Problem details:
Look through the records below and collect all lines that hold the string "vine".

Task material:
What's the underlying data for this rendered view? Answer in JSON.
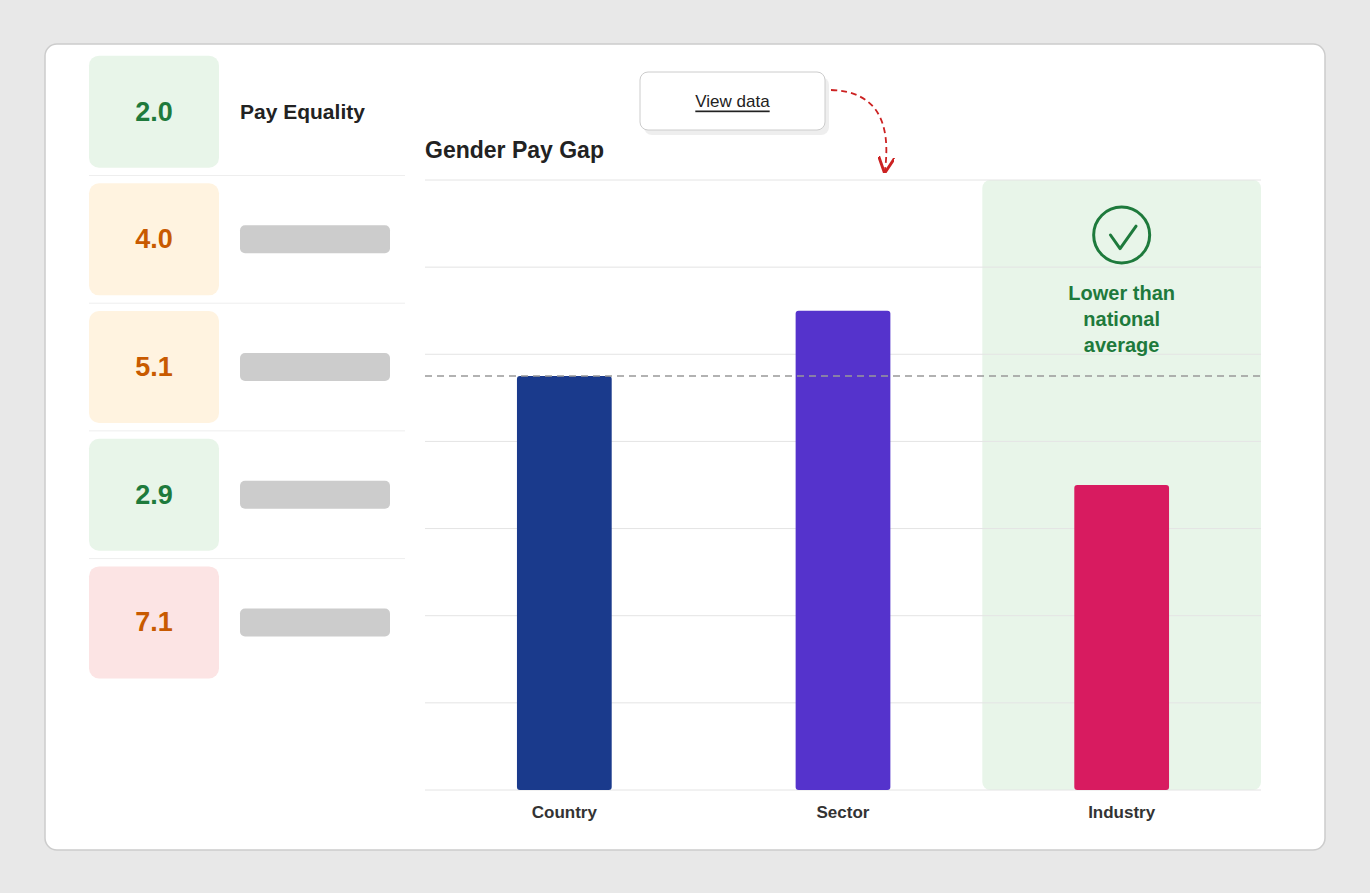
{
  "chart_data": {
    "type": "bar",
    "title": "Gender Pay Gap",
    "categories": [
      "Country",
      "Sector",
      "Industry"
    ],
    "values": [
      9.5,
      11.0,
      7.0
    ],
    "colors": [
      "#1a3a8c",
      "#5533cc",
      "#d81b60"
    ],
    "ylim": [
      0,
      14
    ],
    "yticks": [
      0,
      2,
      4,
      6,
      8,
      10,
      12,
      14
    ],
    "grid": true,
    "tick_labels": "x",
    "reference_line": 9.5,
    "highlight": {
      "category": "Industry",
      "text": "Lower than\nnational\naverage",
      "color": "#1e7a3c",
      "background_color": "#e8f5e9"
    }
  },
  "scorecard": {
    "label": "Pay Equality",
    "values": [
      2.0,
      4.0,
      5.1,
      2.9,
      7.1
    ],
    "value_labels": [
      "2.0",
      "4.0",
      "5.1",
      "2.9",
      "7.1"
    ],
    "colors": [
      "#1e7a3c",
      "#c85a00",
      "#c85a00",
      "#1e7a3c",
      "#c85a00"
    ],
    "background_colors": [
      "#e8f5e9",
      "#fff3e0",
      "#fff3e0",
      "#e8f5e9",
      "#fce4e4"
    ]
  },
  "tooltip": "View data",
  "arrow_color": "#cc2222"
}
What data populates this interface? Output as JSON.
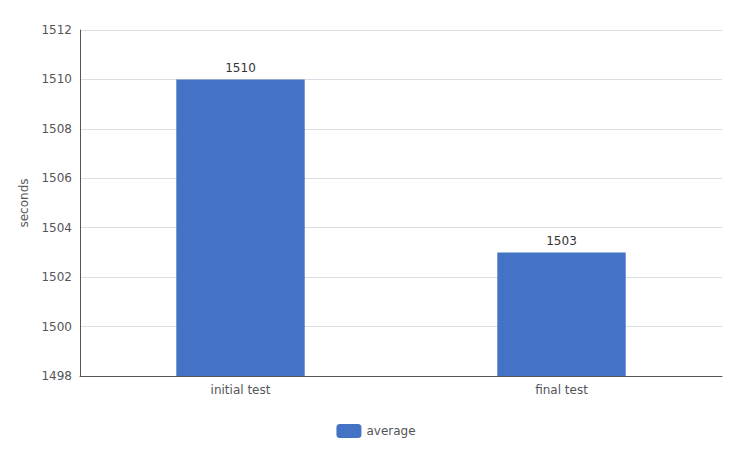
{
  "chart_data": {
    "type": "bar",
    "categories": [
      "initial test",
      "final test"
    ],
    "series": [
      {
        "name": "average",
        "color": "#4472C4",
        "values": [
          1510,
          1503
        ]
      }
    ],
    "ylabel": "seconds",
    "ylim": [
      1498,
      1512
    ],
    "yticks": [
      1498,
      1500,
      1502,
      1504,
      1506,
      1508,
      1510,
      1512
    ],
    "grid": true,
    "legend": "bottom",
    "data_labels": true
  }
}
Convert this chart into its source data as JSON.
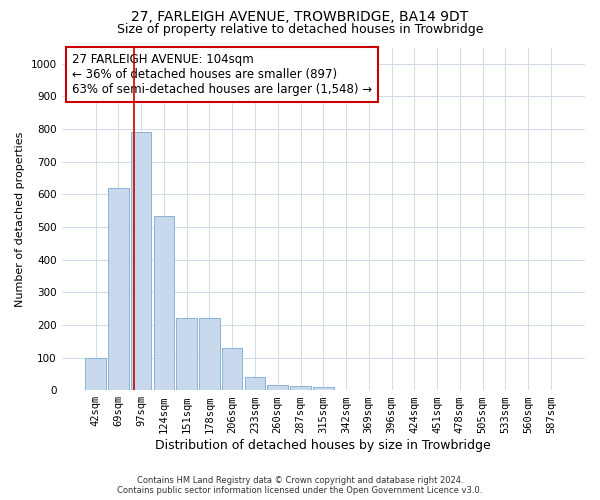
{
  "title": "27, FARLEIGH AVENUE, TROWBRIDGE, BA14 9DT",
  "subtitle": "Size of property relative to detached houses in Trowbridge",
  "xlabel": "Distribution of detached houses by size in Trowbridge",
  "ylabel": "Number of detached properties",
  "footer_line1": "Contains HM Land Registry data © Crown copyright and database right 2024.",
  "footer_line2": "Contains public sector information licensed under the Open Government Licence v3.0.",
  "bar_labels": [
    "42sqm",
    "69sqm",
    "97sqm",
    "124sqm",
    "151sqm",
    "178sqm",
    "206sqm",
    "233sqm",
    "260sqm",
    "287sqm",
    "315sqm",
    "342sqm",
    "369sqm",
    "396sqm",
    "424sqm",
    "451sqm",
    "478sqm",
    "505sqm",
    "533sqm",
    "560sqm",
    "587sqm"
  ],
  "bar_values": [
    100,
    620,
    790,
    535,
    220,
    220,
    130,
    40,
    17,
    12,
    10,
    0,
    0,
    0,
    0,
    0,
    0,
    0,
    0,
    0,
    0
  ],
  "bar_color": "#c8d9ed",
  "bar_edge_color": "#8ab4d4",
  "red_line_color": "#cc0000",
  "red_line_bar_index": 2,
  "annotation_text": "27 FARLEIGH AVENUE: 104sqm\n← 36% of detached houses are smaller (897)\n63% of semi-detached houses are larger (1,548) →",
  "annotation_box_color": "#ffffff",
  "annotation_box_edge": "#cc0000",
  "ylim": [
    0,
    1050
  ],
  "yticks": [
    0,
    100,
    200,
    300,
    400,
    500,
    600,
    700,
    800,
    900,
    1000
  ],
  "grid_color": "#d0dcea",
  "background_color": "#ffffff",
  "title_fontsize": 10,
  "subtitle_fontsize": 9,
  "xlabel_fontsize": 9,
  "ylabel_fontsize": 8,
  "tick_fontsize": 7.5,
  "annotation_fontsize": 8.5
}
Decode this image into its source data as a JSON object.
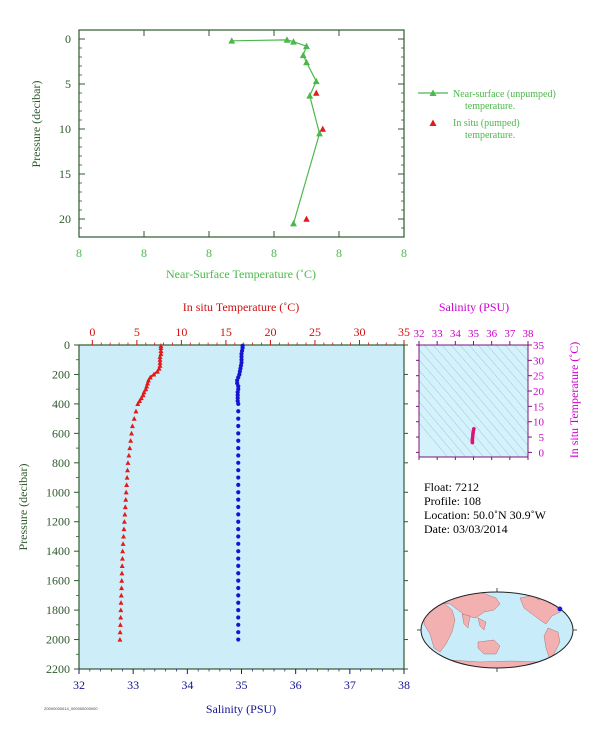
{
  "top_chart": {
    "xlabel": "Near-Surface Temperature (˚C)",
    "ylabel": "Pressure (decibar)",
    "x_tick_labels": [
      "8",
      "8",
      "8",
      "8",
      "8",
      "8"
    ],
    "y_tick_labels": [
      "0",
      "5",
      "10",
      "15",
      "20"
    ],
    "legend_unpumped": "Near-surface (unpumped) temperature.",
    "legend_unpumped_line1": "Near-surface (unpumped)",
    "legend_unpumped_line2": "temperature.",
    "legend_insitu_line1": "In situ (pumped)",
    "legend_insitu_line2": "temperature.",
    "colors": {
      "unpumped": "#4cb84c",
      "insitu": "#e11b1b",
      "axis": "#2e5a2e"
    }
  },
  "main_chart": {
    "top_xlabel": "In situ Temperature (˚C)",
    "bottom_xlabel": "Salinity (PSU)",
    "ylabel": "Pressure (decibar)",
    "temp_ticks": [
      "0",
      "5",
      "10",
      "15",
      "20",
      "25",
      "30",
      "35"
    ],
    "sal_ticks": [
      "32",
      "33",
      "34",
      "35",
      "36",
      "37",
      "38"
    ],
    "pres_ticks": [
      "0",
      "200",
      "400",
      "600",
      "800",
      "1000",
      "1200",
      "1400",
      "1600",
      "1800",
      "2000",
      "2200"
    ],
    "colors": {
      "temperature": "#e11b1b",
      "salinity": "#1414d2",
      "background": "#cdeef8",
      "axis": "#2e5a2e",
      "temp_axis": "#cc1111",
      "sal_axis": "#141496"
    }
  },
  "ts_chart": {
    "top_xlabel": "Salinity (PSU)",
    "ylabel": "In situ Temperature (˚C)",
    "sal_ticks": [
      "32",
      "33",
      "34",
      "35",
      "36",
      "37",
      "38"
    ],
    "temp_ticks": [
      "0",
      "5",
      "10",
      "15",
      "20",
      "25",
      "30",
      "35"
    ],
    "colors": {
      "label": "#cc00cc",
      "point": "#e0107a",
      "background": "#d4f2fb"
    }
  },
  "float_info": {
    "float": "Float:  7212",
    "profile": "Profile:  108",
    "location": "Location:  50.0˚N  30.9˚W",
    "date": "Date:  03/03/2014"
  },
  "map": {
    "marker_lat": 50.0,
    "marker_lon": -30.9,
    "colors": {
      "ocean": "#c8ecfa",
      "land": "#f3b0b0",
      "marker": "#1a1ad6"
    }
  },
  "footer_id": "Z0000000014_000000000000",
  "chart_data": [
    {
      "type": "line",
      "name": "near-surface",
      "xlabel": "Near-Surface Temperature (˚C)",
      "ylabel": "Pressure (decibar)",
      "ylim": [
        22,
        -1
      ],
      "series": [
        {
          "name": "Near-surface (unpumped) temperature.",
          "x": [
            7.87,
            8.04,
            8.06,
            8.1,
            8.09,
            8.1,
            8.13,
            8.11,
            8.14,
            8.06
          ],
          "y": [
            0.2,
            0.1,
            0.3,
            0.8,
            1.8,
            2.6,
            4.7,
            6.3,
            10.5,
            20.5
          ]
        },
        {
          "name": "In situ (pumped) temperature.",
          "x": [
            8.13,
            8.15,
            8.1
          ],
          "y": [
            6.0,
            10.0,
            20.0
          ]
        }
      ]
    },
    {
      "type": "scatter",
      "name": "profile",
      "ylabel": "Pressure (decibar)",
      "ylim": [
        2200,
        0
      ],
      "temperature_xlabel": "In situ Temperature (˚C)",
      "temperature_xlim": [
        -1.5,
        35
      ],
      "salinity_xlabel": "Salinity (PSU)",
      "salinity_xlim": [
        32,
        38
      ],
      "pressure": [
        5,
        20,
        40,
        60,
        80,
        100,
        120,
        140,
        160,
        180,
        200,
        220,
        240,
        260,
        280,
        300,
        320,
        340,
        360,
        380,
        400,
        450,
        500,
        550,
        600,
        650,
        700,
        750,
        800,
        850,
        900,
        950,
        1000,
        1050,
        1100,
        1150,
        1200,
        1250,
        1300,
        1350,
        1400,
        1450,
        1500,
        1550,
        1600,
        1650,
        1700,
        1750,
        1800,
        1850,
        1900,
        1950,
        2000
      ],
      "temperature": [
        7.7,
        7.7,
        7.7,
        7.7,
        7.6,
        7.6,
        7.6,
        7.6,
        7.5,
        7.3,
        6.9,
        6.5,
        6.3,
        6.2,
        6.1,
        6.0,
        5.8,
        5.7,
        5.5,
        5.3,
        5.1,
        4.9,
        4.7,
        4.5,
        4.4,
        4.3,
        4.2,
        4.1,
        4.0,
        3.95,
        3.9,
        3.85,
        3.8,
        3.75,
        3.7,
        3.65,
        3.6,
        3.55,
        3.5,
        3.45,
        3.4,
        3.38,
        3.35,
        3.32,
        3.3,
        3.28,
        3.25,
        3.22,
        3.2,
        3.18,
        3.15,
        3.12,
        3.1
      ],
      "salinity": [
        35.02,
        35.02,
        35.01,
        35.0,
        35.0,
        35.0,
        35.0,
        34.99,
        34.98,
        34.97,
        34.96,
        34.94,
        34.92,
        34.92,
        34.94,
        34.94,
        34.93,
        34.93,
        34.93,
        34.93,
        34.94,
        34.94,
        34.94,
        34.94,
        34.94,
        34.94,
        34.94,
        34.94,
        34.94,
        34.94,
        34.94,
        34.94,
        34.94,
        34.94,
        34.94,
        34.94,
        34.94,
        34.94,
        34.94,
        34.94,
        34.94,
        34.94,
        34.94,
        34.94,
        34.94,
        34.94,
        34.94,
        34.94,
        34.94,
        34.94,
        34.94,
        34.94,
        34.94
      ]
    },
    {
      "type": "scatter",
      "name": "t-s diagram",
      "xlabel": "Salinity (PSU)",
      "ylabel": "In situ Temperature (˚C)",
      "xlim": [
        32,
        38
      ],
      "ylim": [
        -1.5,
        35
      ],
      "x": [
        34.94,
        34.94,
        34.94,
        34.94,
        34.95,
        34.96,
        34.97,
        34.98,
        35.0,
        35.02
      ],
      "y": [
        3.2,
        3.6,
        4.0,
        4.4,
        4.8,
        5.5,
        6.1,
        6.5,
        7.2,
        7.7
      ]
    }
  ]
}
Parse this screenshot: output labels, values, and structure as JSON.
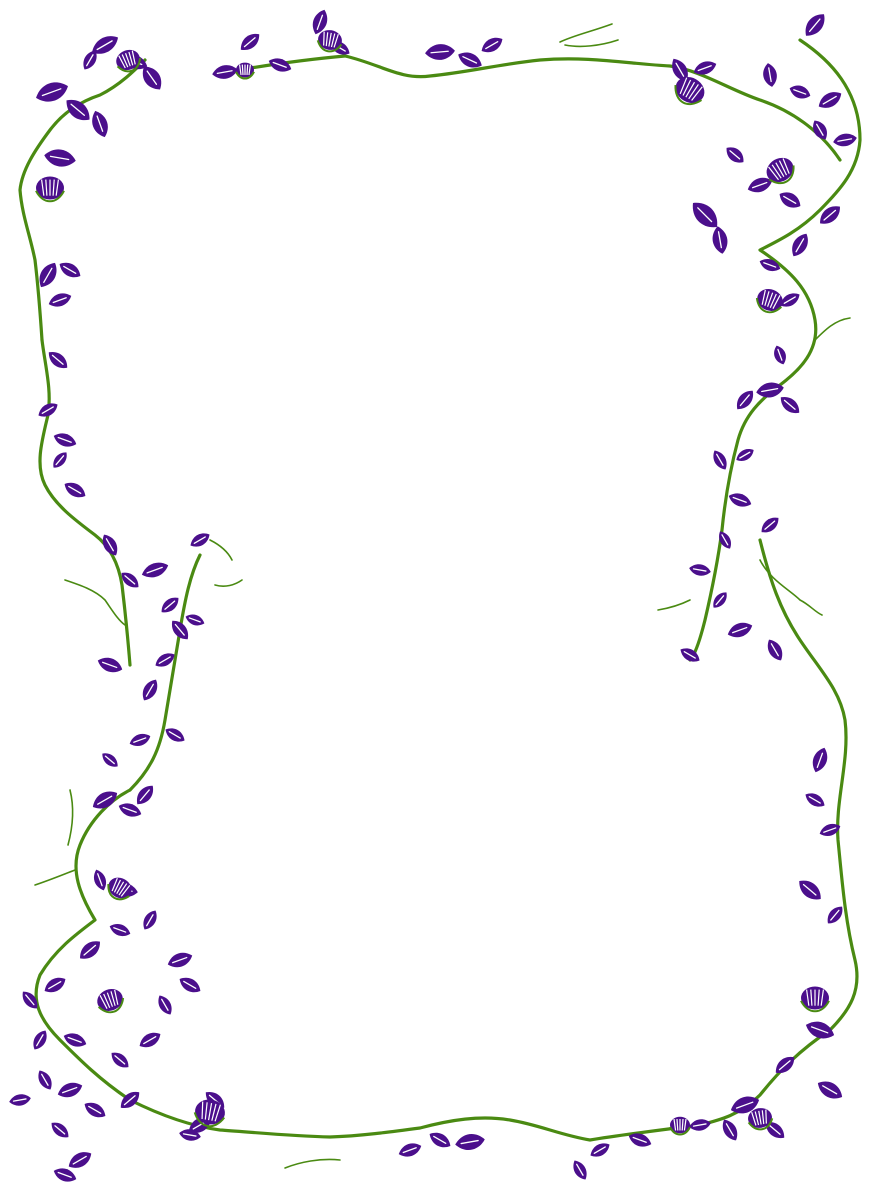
{
  "artwork": {
    "subject": "floral-vine-border",
    "colors": {
      "background": "#ffffff",
      "leaf": "#4b0f8c",
      "vine": "#4a8a12"
    },
    "icons": [
      "leaf-icon",
      "flower-bud-icon",
      "vine-stem",
      "tendril"
    ]
  }
}
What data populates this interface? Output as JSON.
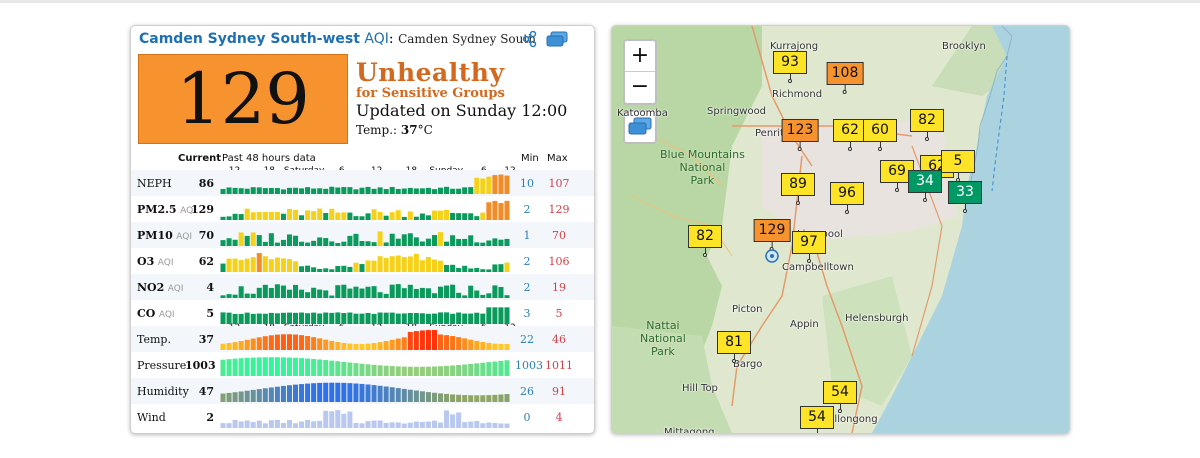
{
  "header": {
    "city": "Camden Sydney South-west",
    "aqi_word": "AQI",
    "station": "Camden Sydney South",
    "share_icon": "share-icon",
    "map_icon": "map-layers-icon"
  },
  "aqi": {
    "value": "129",
    "level": "Unhealthy",
    "level_sub": "for Sensitive Groups",
    "updated": "Updated on Sunday 12:00",
    "temp_label": "Temp.:",
    "temp_value": "37",
    "temp_unit": "°C",
    "color": "#f7932f"
  },
  "graph": {
    "current_label": "Current",
    "past_label": "Past 48 hours data",
    "min_label": "Min",
    "max_label": "Max",
    "time_ticks": [
      "12",
      "18",
      "Saturday",
      "6",
      "12",
      "18",
      "Sunday",
      "6",
      "12"
    ],
    "rows": [
      {
        "name": "NEPH",
        "sub": "",
        "current": "86",
        "min": "10",
        "max": "107",
        "kind": "aqi"
      },
      {
        "name": "PM2.5",
        "sub": "AQI",
        "current": "129",
        "min": "2",
        "max": "129",
        "kind": "aqi"
      },
      {
        "name": "PM10",
        "sub": "AQI",
        "current": "70",
        "min": "1",
        "max": "70",
        "kind": "aqi"
      },
      {
        "name": "O3",
        "sub": "AQI",
        "current": "62",
        "min": "2",
        "max": "106",
        "kind": "aqi"
      },
      {
        "name": "NO2",
        "sub": "AQI",
        "current": "4",
        "min": "2",
        "max": "19",
        "kind": "aqi"
      },
      {
        "name": "CO",
        "sub": "AQI",
        "current": "5",
        "min": "3",
        "max": "5",
        "kind": "aqi"
      },
      {
        "name": "Temp.",
        "sub": "",
        "current": "37",
        "min": "22",
        "max": "46",
        "kind": "temp"
      },
      {
        "name": "Pressure",
        "sub": "",
        "current": "1003",
        "min": "1003",
        "max": "1011",
        "kind": "pressure"
      },
      {
        "name": "Humidity",
        "sub": "",
        "current": "47",
        "min": "26",
        "max": "91",
        "kind": "humidity"
      },
      {
        "name": "Wind",
        "sub": "",
        "current": "2",
        "min": "0",
        "max": "4",
        "kind": "wind"
      }
    ]
  },
  "map": {
    "zoom_in": "+",
    "zoom_out": "−",
    "layers_icon": "layers-icon",
    "places": [
      {
        "name": "Kurrajong"
      },
      {
        "name": "Richmond"
      },
      {
        "name": "Brooklyn"
      },
      {
        "name": "Springwood"
      },
      {
        "name": "Penrith"
      },
      {
        "name": "Katoomba"
      },
      {
        "name": "Blue Mountains\nNational\nPark",
        "park": true
      },
      {
        "name": "Liverpool"
      },
      {
        "name": "Campbelltown"
      },
      {
        "name": "Picton"
      },
      {
        "name": "Appin"
      },
      {
        "name": "Helensburgh"
      },
      {
        "name": "Nattai\nNational\nPark",
        "park": true
      },
      {
        "name": "Bargo"
      },
      {
        "name": "Hill Top"
      },
      {
        "name": "Mittagong"
      },
      {
        "name": "Wollongong"
      }
    ],
    "stations": [
      {
        "value": "93",
        "color": "#fde427"
      },
      {
        "value": "108",
        "color": "#f7932f"
      },
      {
        "value": "82",
        "color": "#fde427"
      },
      {
        "value": "123",
        "color": "#f7932f"
      },
      {
        "value": "62",
        "color": "#fde427"
      },
      {
        "value": "60",
        "color": "#fde427"
      },
      {
        "value": "62",
        "color": "#fde427"
      },
      {
        "value": "5",
        "color": "#fde427"
      },
      {
        "value": "69",
        "color": "#fde427"
      },
      {
        "value": "34",
        "color": "#009966"
      },
      {
        "value": "33",
        "color": "#009966"
      },
      {
        "value": "89",
        "color": "#fde427"
      },
      {
        "value": "96",
        "color": "#fde427"
      },
      {
        "value": "82",
        "color": "#fde427"
      },
      {
        "value": "129",
        "color": "#f7932f"
      },
      {
        "value": "97",
        "color": "#fde427"
      },
      {
        "value": "81",
        "color": "#fde427"
      },
      {
        "value": "54",
        "color": "#fde427"
      },
      {
        "value": "54",
        "color": "#fde427"
      }
    ]
  }
}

Expected answer:
    "subject": "floral-vine-border",
      "vine": "#4a8a12"
      "vine-stem",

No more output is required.